Exercise aim — Copy out each line of the material below with no changes.

Material provided —
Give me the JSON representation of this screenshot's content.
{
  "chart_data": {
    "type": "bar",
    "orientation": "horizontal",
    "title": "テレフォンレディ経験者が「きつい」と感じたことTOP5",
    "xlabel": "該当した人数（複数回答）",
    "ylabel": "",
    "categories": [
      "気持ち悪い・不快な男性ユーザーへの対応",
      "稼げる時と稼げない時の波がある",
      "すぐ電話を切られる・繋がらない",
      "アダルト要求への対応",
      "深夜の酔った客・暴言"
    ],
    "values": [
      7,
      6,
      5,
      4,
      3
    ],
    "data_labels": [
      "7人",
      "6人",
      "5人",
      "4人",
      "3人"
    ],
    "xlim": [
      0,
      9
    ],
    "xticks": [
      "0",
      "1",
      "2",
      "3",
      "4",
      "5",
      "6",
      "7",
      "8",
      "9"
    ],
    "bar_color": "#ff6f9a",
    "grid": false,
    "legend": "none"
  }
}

Completed exercise —
Give me the JSON representation of this screenshot's content.
{
  "chart_data": {
    "type": "bar",
    "orientation": "horizontal",
    "title": "テレフォンレディ経験者が「きつい」と感じたことTOP5",
    "xlabel": "該当した人数（複数回答）",
    "ylabel": "",
    "categories": [
      "気持ち悪い・不快な男性ユーザーへの対応",
      "稼げる時と稼げない時の波がある",
      "すぐ電話を切られる・繋がらない",
      "アダルト要求への対応",
      "深夜の酔った客・暴言"
    ],
    "values": [
      7,
      6,
      5,
      4,
      3
    ],
    "data_labels": [
      "7人",
      "6人",
      "5人",
      "4人",
      "3人"
    ],
    "xlim": [
      0,
      9
    ],
    "xticks": [
      "0",
      "1",
      "2",
      "3",
      "4",
      "5",
      "6",
      "7",
      "8",
      "9"
    ],
    "bar_color": "#ff6f9a",
    "grid": false,
    "legend": "none"
  }
}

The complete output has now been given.